WHAT IS BEING ASKED | Reproduce every one of the following lines verbatim, keeping their order and leaving each character unchanged.

Layout dataset entries
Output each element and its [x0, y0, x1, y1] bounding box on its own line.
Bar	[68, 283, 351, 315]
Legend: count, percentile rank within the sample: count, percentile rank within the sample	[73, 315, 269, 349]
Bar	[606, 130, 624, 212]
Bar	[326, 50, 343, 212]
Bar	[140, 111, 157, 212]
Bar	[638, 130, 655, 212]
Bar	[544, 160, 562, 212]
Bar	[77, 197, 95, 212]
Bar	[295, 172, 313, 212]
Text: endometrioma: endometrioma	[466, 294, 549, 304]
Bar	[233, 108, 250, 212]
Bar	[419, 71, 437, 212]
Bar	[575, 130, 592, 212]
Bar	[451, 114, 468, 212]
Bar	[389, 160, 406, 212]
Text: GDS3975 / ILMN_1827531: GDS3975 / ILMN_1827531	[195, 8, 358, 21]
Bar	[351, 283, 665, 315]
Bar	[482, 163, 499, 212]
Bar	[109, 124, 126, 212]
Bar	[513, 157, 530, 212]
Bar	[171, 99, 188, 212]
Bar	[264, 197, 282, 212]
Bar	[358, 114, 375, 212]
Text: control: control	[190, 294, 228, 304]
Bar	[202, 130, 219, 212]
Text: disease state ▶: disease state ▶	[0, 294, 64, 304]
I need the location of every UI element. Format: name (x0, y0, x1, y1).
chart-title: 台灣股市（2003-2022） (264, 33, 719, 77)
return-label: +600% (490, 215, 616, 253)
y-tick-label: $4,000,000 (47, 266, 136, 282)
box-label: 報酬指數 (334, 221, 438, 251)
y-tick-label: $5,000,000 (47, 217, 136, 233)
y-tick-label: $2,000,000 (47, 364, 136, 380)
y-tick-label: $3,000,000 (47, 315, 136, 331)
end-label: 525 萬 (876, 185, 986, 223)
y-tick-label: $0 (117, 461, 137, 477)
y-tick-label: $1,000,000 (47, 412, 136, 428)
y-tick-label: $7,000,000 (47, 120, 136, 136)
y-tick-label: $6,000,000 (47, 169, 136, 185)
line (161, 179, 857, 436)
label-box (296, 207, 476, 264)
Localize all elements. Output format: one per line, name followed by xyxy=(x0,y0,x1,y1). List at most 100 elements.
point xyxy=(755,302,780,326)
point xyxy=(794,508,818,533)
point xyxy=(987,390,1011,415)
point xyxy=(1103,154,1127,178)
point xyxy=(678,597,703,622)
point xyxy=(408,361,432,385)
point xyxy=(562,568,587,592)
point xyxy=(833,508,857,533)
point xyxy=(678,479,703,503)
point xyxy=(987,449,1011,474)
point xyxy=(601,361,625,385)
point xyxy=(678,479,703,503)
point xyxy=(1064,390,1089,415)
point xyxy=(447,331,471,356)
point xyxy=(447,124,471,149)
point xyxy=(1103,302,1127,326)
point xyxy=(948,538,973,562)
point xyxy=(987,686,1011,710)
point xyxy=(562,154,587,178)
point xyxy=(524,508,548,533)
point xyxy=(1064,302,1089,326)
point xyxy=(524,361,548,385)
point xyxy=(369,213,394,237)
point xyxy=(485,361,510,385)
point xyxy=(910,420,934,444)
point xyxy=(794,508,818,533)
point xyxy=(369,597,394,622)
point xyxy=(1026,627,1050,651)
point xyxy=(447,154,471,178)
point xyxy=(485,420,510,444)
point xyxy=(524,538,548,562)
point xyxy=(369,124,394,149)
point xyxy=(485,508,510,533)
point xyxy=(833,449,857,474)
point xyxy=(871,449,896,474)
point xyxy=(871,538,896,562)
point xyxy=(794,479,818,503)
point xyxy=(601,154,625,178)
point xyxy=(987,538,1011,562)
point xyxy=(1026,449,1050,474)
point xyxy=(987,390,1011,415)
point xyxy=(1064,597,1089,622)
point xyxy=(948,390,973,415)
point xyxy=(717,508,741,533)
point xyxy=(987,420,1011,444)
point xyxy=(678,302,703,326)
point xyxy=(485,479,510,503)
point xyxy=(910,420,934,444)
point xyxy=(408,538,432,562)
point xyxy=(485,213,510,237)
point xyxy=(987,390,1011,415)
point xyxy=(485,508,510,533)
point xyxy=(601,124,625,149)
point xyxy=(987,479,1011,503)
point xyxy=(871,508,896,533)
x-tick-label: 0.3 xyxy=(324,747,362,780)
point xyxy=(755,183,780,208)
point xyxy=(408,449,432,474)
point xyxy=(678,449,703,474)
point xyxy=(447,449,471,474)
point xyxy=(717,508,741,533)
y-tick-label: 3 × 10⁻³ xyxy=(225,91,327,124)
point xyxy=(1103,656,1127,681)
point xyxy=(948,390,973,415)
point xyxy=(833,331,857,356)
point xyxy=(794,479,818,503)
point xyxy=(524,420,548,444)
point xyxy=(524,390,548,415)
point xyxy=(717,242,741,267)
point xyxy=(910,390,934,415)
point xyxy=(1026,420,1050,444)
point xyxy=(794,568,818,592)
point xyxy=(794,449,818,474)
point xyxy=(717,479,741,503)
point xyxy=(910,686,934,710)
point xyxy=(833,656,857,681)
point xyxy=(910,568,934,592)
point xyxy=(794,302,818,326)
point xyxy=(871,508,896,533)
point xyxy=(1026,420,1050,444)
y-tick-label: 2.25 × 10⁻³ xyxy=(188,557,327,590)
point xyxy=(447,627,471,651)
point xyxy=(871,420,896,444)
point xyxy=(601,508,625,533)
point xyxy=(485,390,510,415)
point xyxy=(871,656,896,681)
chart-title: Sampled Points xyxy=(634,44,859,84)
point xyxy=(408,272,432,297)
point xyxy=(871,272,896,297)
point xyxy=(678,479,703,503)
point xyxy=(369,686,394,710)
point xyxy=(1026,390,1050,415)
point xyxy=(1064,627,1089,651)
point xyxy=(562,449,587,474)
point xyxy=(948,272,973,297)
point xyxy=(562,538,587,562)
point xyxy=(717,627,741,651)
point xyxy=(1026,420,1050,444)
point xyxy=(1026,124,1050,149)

WORKED ANSWER |
Output each element and its [x0, y0, x1, y1] bounding box on its own line.
Bar	[68, 283, 351, 315]
Legend: count, percentile rank within the sample: count, percentile rank within the sample	[73, 315, 269, 349]
Bar	[606, 130, 624, 212]
Bar	[326, 50, 343, 212]
Bar	[140, 111, 157, 212]
Bar	[638, 130, 655, 212]
Bar	[544, 160, 562, 212]
Bar	[77, 197, 95, 212]
Bar	[295, 172, 313, 212]
Text: endometrioma: endometrioma	[466, 294, 549, 304]
Bar	[233, 108, 250, 212]
Bar	[419, 71, 437, 212]
Bar	[575, 130, 592, 212]
Bar	[451, 114, 468, 212]
Bar	[389, 160, 406, 212]
Text: GDS3975 / ILMN_1827531: GDS3975 / ILMN_1827531	[195, 8, 358, 21]
Bar	[351, 283, 665, 315]
Bar	[482, 163, 499, 212]
Bar	[109, 124, 126, 212]
Bar	[513, 157, 530, 212]
Bar	[171, 99, 188, 212]
Bar	[264, 197, 282, 212]
Bar	[358, 114, 375, 212]
Text: control: control	[190, 294, 228, 304]
Bar	[202, 130, 219, 212]
Text: disease state ▶: disease state ▶	[0, 294, 64, 304]
I need the location of every UI element. Format: name (x0, y0, x1, y1).
chart-title: 台灣股市（2003-2022） (264, 33, 719, 77)
return-label: +600% (490, 215, 616, 253)
y-tick-label: $4,000,000 (47, 266, 136, 282)
box-label: 報酬指數 (334, 221, 438, 251)
y-tick-label: $5,000,000 (47, 217, 136, 233)
y-tick-label: $2,000,000 (47, 364, 136, 380)
y-tick-label: $3,000,000 (47, 315, 136, 331)
end-label: 525 萬 (876, 185, 986, 223)
y-tick-label: $0 (117, 461, 137, 477)
y-tick-label: $1,000,000 (47, 412, 136, 428)
y-tick-label: $7,000,000 (47, 120, 136, 136)
y-tick-label: $6,000,000 (47, 169, 136, 185)
line (161, 179, 857, 436)
label-box (296, 207, 476, 264)
Localize all elements. Output format: one per line, name followed by xyxy=(x0,y0,x1,y1). List at most 100 elements.
point xyxy=(755,302,780,326)
point xyxy=(794,508,818,533)
point xyxy=(987,390,1011,415)
point xyxy=(1103,154,1127,178)
point xyxy=(678,597,703,622)
point xyxy=(408,361,432,385)
point xyxy=(562,568,587,592)
point xyxy=(833,508,857,533)
point xyxy=(678,479,703,503)
point xyxy=(987,449,1011,474)
point xyxy=(601,361,625,385)
point xyxy=(678,479,703,503)
point xyxy=(1064,390,1089,415)
point xyxy=(447,331,471,356)
point xyxy=(447,124,471,149)
point xyxy=(1103,302,1127,326)
point xyxy=(948,538,973,562)
point xyxy=(987,686,1011,710)
point xyxy=(562,154,587,178)
point xyxy=(524,508,548,533)
point xyxy=(1064,302,1089,326)
point xyxy=(524,361,548,385)
point xyxy=(369,213,394,237)
point xyxy=(485,361,510,385)
point xyxy=(910,420,934,444)
point xyxy=(794,508,818,533)
point xyxy=(369,597,394,622)
point xyxy=(1026,627,1050,651)
point xyxy=(447,154,471,178)
point xyxy=(485,420,510,444)
point xyxy=(524,538,548,562)
point xyxy=(369,124,394,149)
point xyxy=(485,508,510,533)
point xyxy=(833,449,857,474)
point xyxy=(871,449,896,474)
point xyxy=(871,538,896,562)
point xyxy=(794,479,818,503)
point xyxy=(601,154,625,178)
point xyxy=(987,538,1011,562)
point xyxy=(1026,449,1050,474)
point xyxy=(987,390,1011,415)
point xyxy=(1064,597,1089,622)
point xyxy=(948,390,973,415)
point xyxy=(717,508,741,533)
point xyxy=(987,420,1011,444)
point xyxy=(678,302,703,326)
point xyxy=(485,479,510,503)
point xyxy=(910,420,934,444)
point xyxy=(408,538,432,562)
point xyxy=(485,213,510,237)
point xyxy=(987,390,1011,415)
point xyxy=(485,508,510,533)
point xyxy=(601,124,625,149)
point xyxy=(987,479,1011,503)
point xyxy=(871,508,896,533)
x-tick-label: 0.3 xyxy=(324,747,362,780)
point xyxy=(755,183,780,208)
point xyxy=(408,449,432,474)
point xyxy=(678,449,703,474)
point xyxy=(447,449,471,474)
point xyxy=(717,508,741,533)
y-tick-label: 3 × 10⁻³ xyxy=(225,91,327,124)
point xyxy=(1103,656,1127,681)
point xyxy=(948,390,973,415)
point xyxy=(833,331,857,356)
point xyxy=(794,479,818,503)
point xyxy=(524,420,548,444)
point xyxy=(524,390,548,415)
point xyxy=(717,242,741,267)
point xyxy=(910,390,934,415)
point xyxy=(1026,420,1050,444)
point xyxy=(794,568,818,592)
point xyxy=(794,449,818,474)
point xyxy=(717,479,741,503)
point xyxy=(910,686,934,710)
point xyxy=(833,656,857,681)
point xyxy=(910,568,934,592)
point xyxy=(794,302,818,326)
point xyxy=(871,508,896,533)
point xyxy=(1026,420,1050,444)
y-tick-label: 2.25 × 10⁻³ xyxy=(188,557,327,590)
point xyxy=(447,627,471,651)
point xyxy=(871,420,896,444)
point xyxy=(601,508,625,533)
point xyxy=(485,390,510,415)
point xyxy=(871,656,896,681)
chart-title: Sampled Points xyxy=(634,44,859,84)
point xyxy=(408,272,432,297)
point xyxy=(871,272,896,297)
point xyxy=(678,479,703,503)
point xyxy=(369,686,394,710)
point xyxy=(1026,390,1050,415)
point xyxy=(1064,627,1089,651)
point xyxy=(562,449,587,474)
point xyxy=(948,272,973,297)
point xyxy=(562,538,587,562)
point xyxy=(717,627,741,651)
point xyxy=(1026,420,1050,444)
point xyxy=(1026,124,1050,149)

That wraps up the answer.